→ **Given text**:
◇ ◇ ◇ ◇
# 2007 Altima overheating on road trips only



## Graves61 (Apr 11, 2011)

Hello all,
I'm new here. My altima seems to overheat when on interstates cruising around 60-70 mph. I've had the thermostats changed twice. Coolant changed also. I haven't heard any gurgling noises in the dash but most info I've found leans toward air in the system. The car only has 60,000 miles and has been well serviced. The work has been done by a competent mechanic...I think. Any suggestions?
Also, where would the bleed valve be on this engine, it's a 2.5s model.

When it happens, it will generally rise right to the lower mark before entering the hot zone and just hover there. Sometimes I let off the gas the begin pulling over and it will drop slightly. Once or twice it has crossed the lower mark bfore dropping.

Thanks


----------



## chimmike (Oct 17, 2002)

definitely sounds like air in the system or the fans not turning on. The coolant system has to be "burped" to purge it of air.


----------



## Graves61 (Apr 11, 2011)

My mechanic checked the fans the first time around. He also said that at 70 mph, it really should matter if the fans were on or not. He said the fans were more for lower speeds when not so much air was rushing thru the radiator.
All I know is that I don't trust taking it on trips any more.

Thanks again


----------
◇ ◇ ◇ ◇
→ **Challenge**:
Please answer these from the Altima overheating thread, one a line:
1. How many miles does the car have?
2. How many times have the thermostats been changed?
3. According to chimmike, what has to be done to the coolant system to purge it of air?
The lines that come next have nothing to do with the Altima overheating thread.

→ **Data block**:
◇ ◇ ◇ ◇
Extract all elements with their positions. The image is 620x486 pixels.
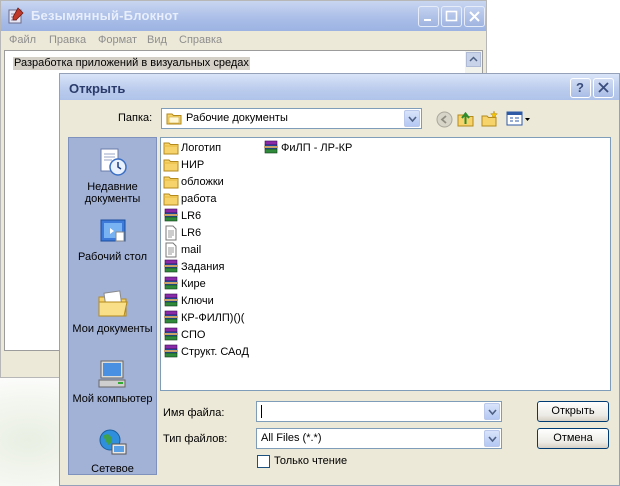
◇ ◇ ◇ ◇
→ **Final result**:
1. 60,000 miles
2. Twice
3. It has to be "burped."